*WHAT YOU WILL DO:* Filter the records below down to lines containing "Интеллектуальный".

:: MATERIAL SUPPLIED

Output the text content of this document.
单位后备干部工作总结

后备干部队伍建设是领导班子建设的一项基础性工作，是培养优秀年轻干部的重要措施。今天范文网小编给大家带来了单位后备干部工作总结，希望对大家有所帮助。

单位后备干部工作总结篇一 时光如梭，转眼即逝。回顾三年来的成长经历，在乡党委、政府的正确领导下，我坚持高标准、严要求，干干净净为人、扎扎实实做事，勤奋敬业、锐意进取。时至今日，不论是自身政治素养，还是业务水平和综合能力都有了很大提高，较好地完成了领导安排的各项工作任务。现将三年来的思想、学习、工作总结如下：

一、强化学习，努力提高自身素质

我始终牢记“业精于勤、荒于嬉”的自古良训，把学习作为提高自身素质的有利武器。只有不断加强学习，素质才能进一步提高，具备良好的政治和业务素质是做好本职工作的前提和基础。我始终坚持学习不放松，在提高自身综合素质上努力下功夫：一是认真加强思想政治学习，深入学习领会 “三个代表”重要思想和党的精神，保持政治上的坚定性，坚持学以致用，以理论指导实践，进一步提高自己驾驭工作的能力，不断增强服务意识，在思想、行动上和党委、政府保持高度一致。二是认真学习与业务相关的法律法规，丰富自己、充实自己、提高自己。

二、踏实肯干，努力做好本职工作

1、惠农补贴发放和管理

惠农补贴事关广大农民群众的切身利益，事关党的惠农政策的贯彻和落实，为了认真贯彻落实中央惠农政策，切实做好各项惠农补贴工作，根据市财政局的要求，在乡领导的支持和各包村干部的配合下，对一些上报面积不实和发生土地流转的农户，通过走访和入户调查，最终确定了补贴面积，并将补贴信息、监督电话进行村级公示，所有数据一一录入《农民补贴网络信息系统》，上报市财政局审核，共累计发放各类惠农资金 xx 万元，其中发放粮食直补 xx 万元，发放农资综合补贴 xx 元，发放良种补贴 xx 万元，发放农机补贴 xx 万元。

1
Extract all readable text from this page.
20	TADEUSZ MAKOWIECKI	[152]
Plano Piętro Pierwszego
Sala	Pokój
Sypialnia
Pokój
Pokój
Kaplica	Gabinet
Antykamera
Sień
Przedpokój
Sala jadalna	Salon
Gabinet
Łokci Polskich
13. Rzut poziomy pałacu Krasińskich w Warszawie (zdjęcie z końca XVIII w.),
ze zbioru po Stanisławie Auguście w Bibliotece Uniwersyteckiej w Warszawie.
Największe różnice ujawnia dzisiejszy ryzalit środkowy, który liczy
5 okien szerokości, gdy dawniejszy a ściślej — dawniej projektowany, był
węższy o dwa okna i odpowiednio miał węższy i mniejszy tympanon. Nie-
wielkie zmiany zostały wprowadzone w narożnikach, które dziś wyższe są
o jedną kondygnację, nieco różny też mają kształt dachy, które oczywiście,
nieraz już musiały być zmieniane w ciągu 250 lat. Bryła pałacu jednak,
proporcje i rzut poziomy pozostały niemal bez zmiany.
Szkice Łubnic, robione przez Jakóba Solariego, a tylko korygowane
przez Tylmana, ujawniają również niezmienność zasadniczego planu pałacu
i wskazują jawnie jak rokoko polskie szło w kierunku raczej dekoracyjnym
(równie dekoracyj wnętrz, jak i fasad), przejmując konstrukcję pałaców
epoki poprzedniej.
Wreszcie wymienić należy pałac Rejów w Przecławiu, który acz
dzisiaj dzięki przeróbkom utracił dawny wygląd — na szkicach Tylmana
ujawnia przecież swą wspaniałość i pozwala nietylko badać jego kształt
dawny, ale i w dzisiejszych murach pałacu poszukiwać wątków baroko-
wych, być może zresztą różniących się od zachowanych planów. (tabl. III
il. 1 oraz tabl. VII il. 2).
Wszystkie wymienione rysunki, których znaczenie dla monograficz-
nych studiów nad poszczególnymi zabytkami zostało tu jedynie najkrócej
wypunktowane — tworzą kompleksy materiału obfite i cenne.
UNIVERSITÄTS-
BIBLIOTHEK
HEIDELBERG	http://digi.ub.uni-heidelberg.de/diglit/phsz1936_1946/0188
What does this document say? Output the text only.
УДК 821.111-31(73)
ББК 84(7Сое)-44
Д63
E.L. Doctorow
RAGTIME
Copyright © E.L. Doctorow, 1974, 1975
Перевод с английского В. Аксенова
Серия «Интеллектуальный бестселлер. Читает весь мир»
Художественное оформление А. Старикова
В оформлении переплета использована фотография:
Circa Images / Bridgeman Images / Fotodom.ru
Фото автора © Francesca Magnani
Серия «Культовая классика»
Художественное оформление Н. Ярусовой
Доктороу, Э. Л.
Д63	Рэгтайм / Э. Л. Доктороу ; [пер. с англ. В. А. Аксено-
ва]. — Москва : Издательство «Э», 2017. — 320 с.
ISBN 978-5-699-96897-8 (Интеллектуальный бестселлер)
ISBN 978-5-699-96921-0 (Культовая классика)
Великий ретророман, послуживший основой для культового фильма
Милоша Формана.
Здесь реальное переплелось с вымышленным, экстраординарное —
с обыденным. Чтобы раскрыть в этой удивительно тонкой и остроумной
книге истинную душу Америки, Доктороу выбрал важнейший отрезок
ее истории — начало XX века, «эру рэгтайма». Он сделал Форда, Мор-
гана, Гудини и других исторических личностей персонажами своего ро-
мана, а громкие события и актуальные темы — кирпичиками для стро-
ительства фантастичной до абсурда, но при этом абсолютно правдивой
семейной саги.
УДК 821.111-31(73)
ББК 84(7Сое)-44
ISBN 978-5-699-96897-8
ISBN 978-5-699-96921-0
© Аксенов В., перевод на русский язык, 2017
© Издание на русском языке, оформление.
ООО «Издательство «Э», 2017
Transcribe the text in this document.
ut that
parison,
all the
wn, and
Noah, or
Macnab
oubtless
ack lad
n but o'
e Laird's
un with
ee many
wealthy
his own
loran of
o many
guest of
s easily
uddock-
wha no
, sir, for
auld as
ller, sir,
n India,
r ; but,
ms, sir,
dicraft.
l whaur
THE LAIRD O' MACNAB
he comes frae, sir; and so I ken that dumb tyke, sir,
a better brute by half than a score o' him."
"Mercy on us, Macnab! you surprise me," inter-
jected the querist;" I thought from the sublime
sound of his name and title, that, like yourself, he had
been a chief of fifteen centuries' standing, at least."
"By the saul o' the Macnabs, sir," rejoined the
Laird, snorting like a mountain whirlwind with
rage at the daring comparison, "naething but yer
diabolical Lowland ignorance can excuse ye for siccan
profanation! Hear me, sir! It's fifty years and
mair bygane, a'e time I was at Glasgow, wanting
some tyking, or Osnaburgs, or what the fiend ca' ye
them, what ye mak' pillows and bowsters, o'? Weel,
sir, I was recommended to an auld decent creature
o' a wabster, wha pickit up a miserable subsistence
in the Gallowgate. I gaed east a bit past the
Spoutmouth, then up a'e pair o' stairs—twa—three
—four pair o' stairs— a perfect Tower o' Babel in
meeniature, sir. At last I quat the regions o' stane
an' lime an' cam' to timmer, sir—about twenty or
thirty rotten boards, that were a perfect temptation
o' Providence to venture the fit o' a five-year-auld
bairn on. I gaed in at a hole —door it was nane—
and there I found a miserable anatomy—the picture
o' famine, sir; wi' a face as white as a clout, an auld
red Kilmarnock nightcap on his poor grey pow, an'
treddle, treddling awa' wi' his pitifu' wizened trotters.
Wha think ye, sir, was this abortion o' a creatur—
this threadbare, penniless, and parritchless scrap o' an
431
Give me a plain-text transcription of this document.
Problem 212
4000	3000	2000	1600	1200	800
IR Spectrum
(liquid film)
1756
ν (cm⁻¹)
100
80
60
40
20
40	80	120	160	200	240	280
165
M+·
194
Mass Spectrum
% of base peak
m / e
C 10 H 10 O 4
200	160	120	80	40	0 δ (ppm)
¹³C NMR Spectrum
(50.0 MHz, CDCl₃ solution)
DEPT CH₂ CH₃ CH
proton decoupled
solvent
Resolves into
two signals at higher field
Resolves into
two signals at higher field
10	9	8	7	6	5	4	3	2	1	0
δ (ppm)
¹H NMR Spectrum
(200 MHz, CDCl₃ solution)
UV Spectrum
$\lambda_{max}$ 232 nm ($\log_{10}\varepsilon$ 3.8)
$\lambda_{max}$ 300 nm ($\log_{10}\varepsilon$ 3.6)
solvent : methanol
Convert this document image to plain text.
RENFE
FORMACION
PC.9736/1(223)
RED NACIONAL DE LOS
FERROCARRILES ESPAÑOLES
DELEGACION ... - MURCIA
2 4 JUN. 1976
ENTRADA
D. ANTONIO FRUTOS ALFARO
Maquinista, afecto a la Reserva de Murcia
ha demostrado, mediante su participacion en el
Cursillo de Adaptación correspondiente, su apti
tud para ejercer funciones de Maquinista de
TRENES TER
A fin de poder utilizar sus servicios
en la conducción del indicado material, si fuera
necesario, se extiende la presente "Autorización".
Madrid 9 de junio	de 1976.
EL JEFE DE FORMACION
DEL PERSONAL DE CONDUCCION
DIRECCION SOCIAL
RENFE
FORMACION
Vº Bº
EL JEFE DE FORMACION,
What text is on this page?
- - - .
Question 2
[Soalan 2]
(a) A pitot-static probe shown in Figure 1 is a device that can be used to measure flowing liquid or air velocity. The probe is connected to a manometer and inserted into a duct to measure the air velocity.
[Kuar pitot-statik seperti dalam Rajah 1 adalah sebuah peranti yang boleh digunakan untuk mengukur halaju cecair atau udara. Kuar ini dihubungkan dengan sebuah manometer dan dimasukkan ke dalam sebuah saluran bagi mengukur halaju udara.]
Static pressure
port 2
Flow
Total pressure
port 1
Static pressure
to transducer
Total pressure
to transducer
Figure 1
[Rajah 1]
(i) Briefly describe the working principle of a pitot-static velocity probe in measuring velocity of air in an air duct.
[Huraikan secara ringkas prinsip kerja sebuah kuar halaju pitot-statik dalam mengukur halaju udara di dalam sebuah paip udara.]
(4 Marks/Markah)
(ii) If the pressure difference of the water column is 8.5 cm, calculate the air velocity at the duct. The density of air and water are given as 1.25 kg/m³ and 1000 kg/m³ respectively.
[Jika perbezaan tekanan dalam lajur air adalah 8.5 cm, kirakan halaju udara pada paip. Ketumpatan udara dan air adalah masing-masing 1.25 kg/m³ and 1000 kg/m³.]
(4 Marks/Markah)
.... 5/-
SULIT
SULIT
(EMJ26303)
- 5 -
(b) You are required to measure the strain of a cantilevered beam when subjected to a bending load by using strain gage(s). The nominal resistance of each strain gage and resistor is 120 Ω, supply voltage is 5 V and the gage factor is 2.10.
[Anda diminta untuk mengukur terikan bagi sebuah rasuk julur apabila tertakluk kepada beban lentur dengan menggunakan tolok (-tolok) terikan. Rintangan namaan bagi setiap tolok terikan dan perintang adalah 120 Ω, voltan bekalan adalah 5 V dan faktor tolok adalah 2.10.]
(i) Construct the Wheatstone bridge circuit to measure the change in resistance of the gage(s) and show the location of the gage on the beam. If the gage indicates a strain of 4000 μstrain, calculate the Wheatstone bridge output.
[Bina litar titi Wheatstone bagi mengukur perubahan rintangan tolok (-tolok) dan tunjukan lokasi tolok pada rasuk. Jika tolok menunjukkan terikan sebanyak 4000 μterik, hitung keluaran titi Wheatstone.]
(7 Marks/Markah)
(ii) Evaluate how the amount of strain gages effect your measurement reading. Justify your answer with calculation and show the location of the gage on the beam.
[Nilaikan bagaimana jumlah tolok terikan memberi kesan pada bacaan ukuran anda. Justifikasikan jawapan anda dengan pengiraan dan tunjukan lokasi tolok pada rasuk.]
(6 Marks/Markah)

::::

*TASK SOLUTION:*
Серия «Интеллектуальный бестселлер. Читает весь мир»
ISBN 978-5-699-96897-8 (Интеллектуальный бестселлер)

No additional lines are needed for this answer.